**PROBLEM DETAILS:**
Copy out every record below, word for word.

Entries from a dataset
########
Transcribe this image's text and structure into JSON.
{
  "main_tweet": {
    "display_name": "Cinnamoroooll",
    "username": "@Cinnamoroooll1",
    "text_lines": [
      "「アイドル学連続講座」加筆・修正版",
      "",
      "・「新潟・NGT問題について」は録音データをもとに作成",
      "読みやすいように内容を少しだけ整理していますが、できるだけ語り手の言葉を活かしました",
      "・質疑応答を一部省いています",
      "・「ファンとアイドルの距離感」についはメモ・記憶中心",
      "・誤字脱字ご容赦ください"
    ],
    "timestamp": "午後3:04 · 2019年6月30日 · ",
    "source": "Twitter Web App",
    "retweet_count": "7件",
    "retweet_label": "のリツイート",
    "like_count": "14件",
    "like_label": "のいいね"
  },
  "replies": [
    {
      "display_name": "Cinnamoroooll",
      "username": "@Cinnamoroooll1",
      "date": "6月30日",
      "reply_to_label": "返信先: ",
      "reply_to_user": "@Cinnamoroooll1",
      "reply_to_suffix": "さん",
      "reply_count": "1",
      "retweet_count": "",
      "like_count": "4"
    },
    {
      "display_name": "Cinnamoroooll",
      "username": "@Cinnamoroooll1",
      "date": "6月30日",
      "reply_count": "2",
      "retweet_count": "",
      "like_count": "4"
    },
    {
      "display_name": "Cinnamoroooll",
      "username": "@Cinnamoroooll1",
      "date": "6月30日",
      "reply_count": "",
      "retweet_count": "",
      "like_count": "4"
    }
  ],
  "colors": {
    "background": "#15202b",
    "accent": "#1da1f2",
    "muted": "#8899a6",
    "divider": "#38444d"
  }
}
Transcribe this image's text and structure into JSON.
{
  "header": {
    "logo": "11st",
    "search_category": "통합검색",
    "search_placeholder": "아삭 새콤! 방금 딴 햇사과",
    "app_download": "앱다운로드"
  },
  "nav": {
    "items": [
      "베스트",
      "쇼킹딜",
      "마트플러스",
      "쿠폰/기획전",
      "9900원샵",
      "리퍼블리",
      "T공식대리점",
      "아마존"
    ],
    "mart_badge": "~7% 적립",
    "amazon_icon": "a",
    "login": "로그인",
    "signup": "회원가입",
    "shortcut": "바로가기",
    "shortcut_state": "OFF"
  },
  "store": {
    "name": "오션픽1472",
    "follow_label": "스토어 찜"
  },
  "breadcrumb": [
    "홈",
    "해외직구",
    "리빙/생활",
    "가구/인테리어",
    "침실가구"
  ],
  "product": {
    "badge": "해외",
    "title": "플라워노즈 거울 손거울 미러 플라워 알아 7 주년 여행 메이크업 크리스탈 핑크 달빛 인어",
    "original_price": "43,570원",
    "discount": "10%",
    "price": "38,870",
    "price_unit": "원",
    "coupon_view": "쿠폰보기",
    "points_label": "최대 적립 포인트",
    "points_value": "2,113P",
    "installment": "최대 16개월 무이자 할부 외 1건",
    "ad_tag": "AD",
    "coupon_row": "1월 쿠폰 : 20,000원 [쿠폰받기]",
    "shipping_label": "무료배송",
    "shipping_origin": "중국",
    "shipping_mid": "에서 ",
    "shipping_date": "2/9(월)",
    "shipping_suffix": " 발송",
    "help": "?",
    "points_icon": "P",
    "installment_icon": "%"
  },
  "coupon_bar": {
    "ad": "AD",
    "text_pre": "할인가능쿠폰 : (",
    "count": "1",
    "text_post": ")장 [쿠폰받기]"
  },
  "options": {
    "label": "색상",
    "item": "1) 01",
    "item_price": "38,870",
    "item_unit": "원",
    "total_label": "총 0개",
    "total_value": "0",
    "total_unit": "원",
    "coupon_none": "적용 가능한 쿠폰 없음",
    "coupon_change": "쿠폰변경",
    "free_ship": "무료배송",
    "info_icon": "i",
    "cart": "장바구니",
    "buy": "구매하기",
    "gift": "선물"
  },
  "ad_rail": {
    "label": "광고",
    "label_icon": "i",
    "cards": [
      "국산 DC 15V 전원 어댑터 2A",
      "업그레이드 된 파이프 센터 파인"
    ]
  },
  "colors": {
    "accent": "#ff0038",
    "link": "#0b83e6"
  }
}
########
**WRITTEN SOLUTION:**
Transcribe this image's text and structure into JSON.
{
  "main_tweet": {
    "display_name": "Cinnamoroooll",
    "username": "@Cinnamoroooll1",
    "text_lines": [
      "「アイドル学連続講座」加筆・修正版",
      "",
      "・「新潟・NGT問題について」は録音データをもとに作成",
      "読みやすいように内容を少しだけ整理していますが、できるだけ語り手の言葉を活かしました",
      "・質疑応答を一部省いています",
      "・「ファンとアイドルの距離感」についはメモ・記憶中心",
      "・誤字脱字ご容赦ください"
    ],
    "timestamp": "午後3:04 · 2019年6月30日 · ",
    "source": "Twitter Web App",
    "retweet_count": "7件",
    "retweet_label": "のリツイート",
    "like_count": "14件",
    "like_label": "のいいね"
  },
  "replies": [
    {
      "display_name": "Cinnamoroooll",
      "username": "@Cinnamoroooll1",
      "date": "6月30日",
      "reply_to_label": "返信先: ",
      "reply_to_user": "@Cinnamoroooll1",
      "reply_to_suffix": "さん",
      "reply_count": "1",
      "retweet_count": "",
      "like_count": "4"
    },
    {
      "display_name": "Cinnamoroooll",
      "username": "@Cinnamoroooll1",
      "date": "6月30日",
      "reply_count": "2",
      "retweet_count": "",
      "like_count": "4"
    },
    {
      "display_name": "Cinnamoroooll",
      "username": "@Cinnamoroooll1",
      "date": "6月30日",
      "reply_count": "",
      "retweet_count": "",
      "like_count": "4"
    }
  ],
  "colors": {
    "background": "#15202b",
    "accent": "#1da1f2",
    "muted": "#8899a6",
    "divider": "#38444d"
  }
}
Transcribe this image's text and structure into JSON.
{
  "header": {
    "logo": "11st",
    "search_category": "통합검색",
    "search_placeholder": "아삭 새콤! 방금 딴 햇사과",
    "app_download": "앱다운로드"
  },
  "nav": {
    "items": [
      "베스트",
      "쇼킹딜",
      "마트플러스",
      "쿠폰/기획전",
      "9900원샵",
      "리퍼블리",
      "T공식대리점",
      "아마존"
    ],
    "mart_badge": "~7% 적립",
    "amazon_icon": "a",
    "login": "로그인",
    "signup": "회원가입",
    "shortcut": "바로가기",
    "shortcut_state": "OFF"
  },
  "store": {
    "name": "오션픽1472",
    "follow_label": "스토어 찜"
  },
  "breadcrumb": [
    "홈",
    "해외직구",
    "리빙/생활",
    "가구/인테리어",
    "침실가구"
  ],
  "product": {
    "badge": "해외",
    "title": "플라워노즈 거울 손거울 미러 플라워 알아 7 주년 여행 메이크업 크리스탈 핑크 달빛 인어",
    "original_price": "43,570원",
    "discount": "10%",
    "price": "38,870",
    "price_unit": "원",
    "coupon_view": "쿠폰보기",
    "points_label": "최대 적립 포인트",
    "points_value": "2,113P",
    "installment": "최대 16개월 무이자 할부 외 1건",
    "ad_tag": "AD",
    "coupon_row": "1월 쿠폰 : 20,000원 [쿠폰받기]",
    "shipping_label": "무료배송",
    "shipping_origin": "중국",
    "shipping_mid": "에서 ",
    "shipping_date": "2/9(월)",
    "shipping_suffix": " 발송",
    "help": "?",
    "points_icon": "P",
    "installment_icon": "%"
  },
  "coupon_bar": {
    "ad": "AD",
    "text_pre": "할인가능쿠폰 : (",
    "count": "1",
    "text_post": ")장 [쿠폰받기]"
  },
  "options": {
    "label": "색상",
    "item": "1) 01",
    "item_price": "38,870",
    "item_unit": "원",
    "total_label": "총 0개",
    "total_value": "0",
    "total_unit": "원",
    "coupon_none": "적용 가능한 쿠폰 없음",
    "coupon_change": "쿠폰변경",
    "free_ship": "무료배송",
    "info_icon": "i",
    "cart": "장바구니",
    "buy": "구매하기",
    "gift": "선물"
  },
  "ad_rail": {
    "label": "광고",
    "label_icon": "i",
    "cards": [
      "국산 DC 15V 전원 어댑터 2A",
      "업그레이드 된 파이프 센터 파인"
    ]
  },
  "colors": {
    "accent": "#ff0038",
    "link": "#0b83e6"
  }
}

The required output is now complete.